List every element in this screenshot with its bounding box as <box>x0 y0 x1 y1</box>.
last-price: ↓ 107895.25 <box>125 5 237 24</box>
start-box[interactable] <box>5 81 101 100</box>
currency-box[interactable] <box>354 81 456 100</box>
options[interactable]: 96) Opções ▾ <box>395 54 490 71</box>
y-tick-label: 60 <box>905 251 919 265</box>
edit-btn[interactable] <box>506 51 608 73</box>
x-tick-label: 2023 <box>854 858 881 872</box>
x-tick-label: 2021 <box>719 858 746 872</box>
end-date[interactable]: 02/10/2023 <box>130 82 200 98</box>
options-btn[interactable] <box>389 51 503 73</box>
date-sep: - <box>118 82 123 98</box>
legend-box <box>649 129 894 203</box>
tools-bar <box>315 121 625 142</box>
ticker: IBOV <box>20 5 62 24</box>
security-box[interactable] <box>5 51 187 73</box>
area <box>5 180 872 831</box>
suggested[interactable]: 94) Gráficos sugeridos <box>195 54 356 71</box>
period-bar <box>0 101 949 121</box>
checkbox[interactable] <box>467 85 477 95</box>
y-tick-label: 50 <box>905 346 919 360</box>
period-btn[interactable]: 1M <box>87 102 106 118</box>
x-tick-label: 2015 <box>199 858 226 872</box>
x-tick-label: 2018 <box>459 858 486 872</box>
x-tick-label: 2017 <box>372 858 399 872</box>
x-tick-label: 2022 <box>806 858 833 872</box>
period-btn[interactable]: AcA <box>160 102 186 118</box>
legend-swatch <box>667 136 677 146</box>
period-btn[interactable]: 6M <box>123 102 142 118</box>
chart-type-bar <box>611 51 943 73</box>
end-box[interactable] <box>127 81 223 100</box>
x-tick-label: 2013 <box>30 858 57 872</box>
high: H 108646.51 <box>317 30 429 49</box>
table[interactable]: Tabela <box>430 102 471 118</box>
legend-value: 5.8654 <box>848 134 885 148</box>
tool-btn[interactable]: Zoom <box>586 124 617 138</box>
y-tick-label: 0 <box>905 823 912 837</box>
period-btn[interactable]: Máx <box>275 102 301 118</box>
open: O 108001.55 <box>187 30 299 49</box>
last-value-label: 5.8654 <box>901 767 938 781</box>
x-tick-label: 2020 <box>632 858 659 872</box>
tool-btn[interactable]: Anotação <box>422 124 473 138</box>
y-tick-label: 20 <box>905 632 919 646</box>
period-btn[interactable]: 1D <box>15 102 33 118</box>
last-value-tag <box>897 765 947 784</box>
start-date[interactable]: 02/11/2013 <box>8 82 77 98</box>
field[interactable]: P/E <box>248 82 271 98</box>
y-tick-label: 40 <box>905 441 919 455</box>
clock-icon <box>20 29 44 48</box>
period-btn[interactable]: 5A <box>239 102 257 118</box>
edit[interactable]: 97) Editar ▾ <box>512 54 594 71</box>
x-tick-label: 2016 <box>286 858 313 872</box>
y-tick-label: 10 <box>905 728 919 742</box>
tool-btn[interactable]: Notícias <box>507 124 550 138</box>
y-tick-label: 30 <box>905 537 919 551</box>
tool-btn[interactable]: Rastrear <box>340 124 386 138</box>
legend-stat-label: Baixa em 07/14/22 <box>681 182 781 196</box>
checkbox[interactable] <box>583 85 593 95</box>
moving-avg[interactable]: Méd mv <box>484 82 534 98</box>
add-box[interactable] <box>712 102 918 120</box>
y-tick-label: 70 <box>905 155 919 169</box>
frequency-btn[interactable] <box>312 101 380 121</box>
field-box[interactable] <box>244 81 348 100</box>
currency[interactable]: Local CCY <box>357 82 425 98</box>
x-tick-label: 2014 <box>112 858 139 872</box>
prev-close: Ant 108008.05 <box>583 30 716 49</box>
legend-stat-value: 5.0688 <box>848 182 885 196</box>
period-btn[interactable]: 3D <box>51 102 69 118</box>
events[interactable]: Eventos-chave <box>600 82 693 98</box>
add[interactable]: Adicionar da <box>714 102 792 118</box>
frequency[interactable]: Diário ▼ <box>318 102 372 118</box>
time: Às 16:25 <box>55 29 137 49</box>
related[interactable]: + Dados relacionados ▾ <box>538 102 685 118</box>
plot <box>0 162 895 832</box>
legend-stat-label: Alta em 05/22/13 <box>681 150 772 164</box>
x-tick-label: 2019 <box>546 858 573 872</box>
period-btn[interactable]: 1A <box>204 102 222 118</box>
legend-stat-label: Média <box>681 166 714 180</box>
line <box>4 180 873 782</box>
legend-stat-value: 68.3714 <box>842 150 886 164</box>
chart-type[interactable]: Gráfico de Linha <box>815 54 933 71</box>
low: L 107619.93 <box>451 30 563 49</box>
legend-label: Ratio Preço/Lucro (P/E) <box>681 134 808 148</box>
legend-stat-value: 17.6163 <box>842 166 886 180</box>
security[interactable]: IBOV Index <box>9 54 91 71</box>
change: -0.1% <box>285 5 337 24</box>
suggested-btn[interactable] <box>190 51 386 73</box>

> **OBJECTIVE**: Rewrite every item above, changing each occurrence of "period-btn" to "range-btn" and leaving everything else the same.

> **EXERCISE OUTPUT**:
List every element in this screenshot with its bounding box as <box>x0 y0 x1 y1</box>.
last-price: ↓ 107895.25 <box>125 5 237 24</box>
start-box[interactable] <box>5 81 101 100</box>
currency-box[interactable] <box>354 81 456 100</box>
options[interactable]: 96) Opções ▾ <box>395 54 490 71</box>
y-tick-label: 60 <box>905 251 919 265</box>
edit-btn[interactable] <box>506 51 608 73</box>
x-tick-label: 2023 <box>854 858 881 872</box>
x-tick-label: 2021 <box>719 858 746 872</box>
end-date[interactable]: 02/10/2023 <box>130 82 200 98</box>
options-btn[interactable] <box>389 51 503 73</box>
date-sep: - <box>118 82 123 98</box>
legend-box <box>649 129 894 203</box>
tools-bar <box>315 121 625 142</box>
ticker: IBOV <box>20 5 62 24</box>
security-box[interactable] <box>5 51 187 73</box>
area <box>5 180 872 831</box>
suggested[interactable]: 94) Gráficos sugeridos <box>195 54 356 71</box>
period-bar <box>0 101 949 121</box>
checkbox[interactable] <box>467 85 477 95</box>
y-tick-label: 50 <box>905 346 919 360</box>
range-btn[interactable]: 1M <box>87 102 106 118</box>
x-tick-label: 2015 <box>199 858 226 872</box>
x-tick-label: 2018 <box>459 858 486 872</box>
x-tick-label: 2017 <box>372 858 399 872</box>
x-tick-label: 2022 <box>806 858 833 872</box>
range-btn[interactable]: AcA <box>160 102 186 118</box>
legend-swatch <box>667 136 677 146</box>
range-btn[interactable]: 6M <box>123 102 142 118</box>
chart-type-bar <box>611 51 943 73</box>
end-box[interactable] <box>127 81 223 100</box>
x-tick-label: 2013 <box>30 858 57 872</box>
high: H 108646.51 <box>317 30 429 49</box>
table[interactable]: Tabela <box>430 102 471 118</box>
legend-value: 5.8654 <box>848 134 885 148</box>
tool-btn[interactable]: Zoom <box>586 124 617 138</box>
y-tick-label: 0 <box>905 823 912 837</box>
range-btn[interactable]: Máx <box>275 102 301 118</box>
open: O 108001.55 <box>187 30 299 49</box>
last-value-label: 5.8654 <box>901 767 938 781</box>
x-tick-label: 2020 <box>632 858 659 872</box>
tool-btn[interactable]: Anotação <box>422 124 473 138</box>
y-tick-label: 20 <box>905 632 919 646</box>
range-btn[interactable]: 1D <box>15 102 33 118</box>
last-value-tag <box>897 765 947 784</box>
start-date[interactable]: 02/11/2013 <box>8 82 77 98</box>
field[interactable]: P/E <box>248 82 271 98</box>
y-tick-label: 40 <box>905 441 919 455</box>
clock-icon <box>20 29 44 48</box>
range-btn[interactable]: 5A <box>239 102 257 118</box>
edit[interactable]: 97) Editar ▾ <box>512 54 594 71</box>
x-tick-label: 2016 <box>286 858 313 872</box>
y-tick-label: 10 <box>905 728 919 742</box>
tool-btn[interactable]: Notícias <box>507 124 550 138</box>
y-tick-label: 30 <box>905 537 919 551</box>
tool-btn[interactable]: Rastrear <box>340 124 386 138</box>
legend-stat-label: Baixa em 07/14/22 <box>681 182 781 196</box>
checkbox[interactable] <box>583 85 593 95</box>
moving-avg[interactable]: Méd mv <box>484 82 534 98</box>
add-box[interactable] <box>712 102 918 120</box>
y-tick-label: 70 <box>905 155 919 169</box>
frequency-btn[interactable] <box>312 101 380 121</box>
field-box[interactable] <box>244 81 348 100</box>
currency[interactable]: Local CCY <box>357 82 425 98</box>
x-tick-label: 2014 <box>112 858 139 872</box>
prev-close: Ant 108008.05 <box>583 30 716 49</box>
legend-stat-value: 5.0688 <box>848 182 885 196</box>
range-btn[interactable]: 3D <box>51 102 69 118</box>
events[interactable]: Eventos-chave <box>600 82 693 98</box>
add[interactable]: Adicionar da <box>714 102 792 118</box>
frequency[interactable]: Diário ▼ <box>318 102 372 118</box>
time: Às 16:25 <box>55 29 137 49</box>
related[interactable]: + Dados relacionados ▾ <box>538 102 685 118</box>
plot <box>0 162 895 832</box>
legend-stat-label: Alta em 05/22/13 <box>681 150 772 164</box>
x-tick-label: 2019 <box>546 858 573 872</box>
range-btn[interactable]: 1A <box>204 102 222 118</box>
legend-stat-label: Média <box>681 166 714 180</box>
line <box>4 180 873 782</box>
legend-stat-value: 68.3714 <box>842 150 886 164</box>
chart-type[interactable]: Gráfico de Linha <box>815 54 933 71</box>
low: L 107619.93 <box>451 30 563 49</box>
legend-label: Ratio Preço/Lucro (P/E) <box>681 134 808 148</box>
legend-stat-value: 17.6163 <box>842 166 886 180</box>
security[interactable]: IBOV Index <box>9 54 91 71</box>
change: -0.1% <box>285 5 337 24</box>
suggested-btn[interactable] <box>190 51 386 73</box>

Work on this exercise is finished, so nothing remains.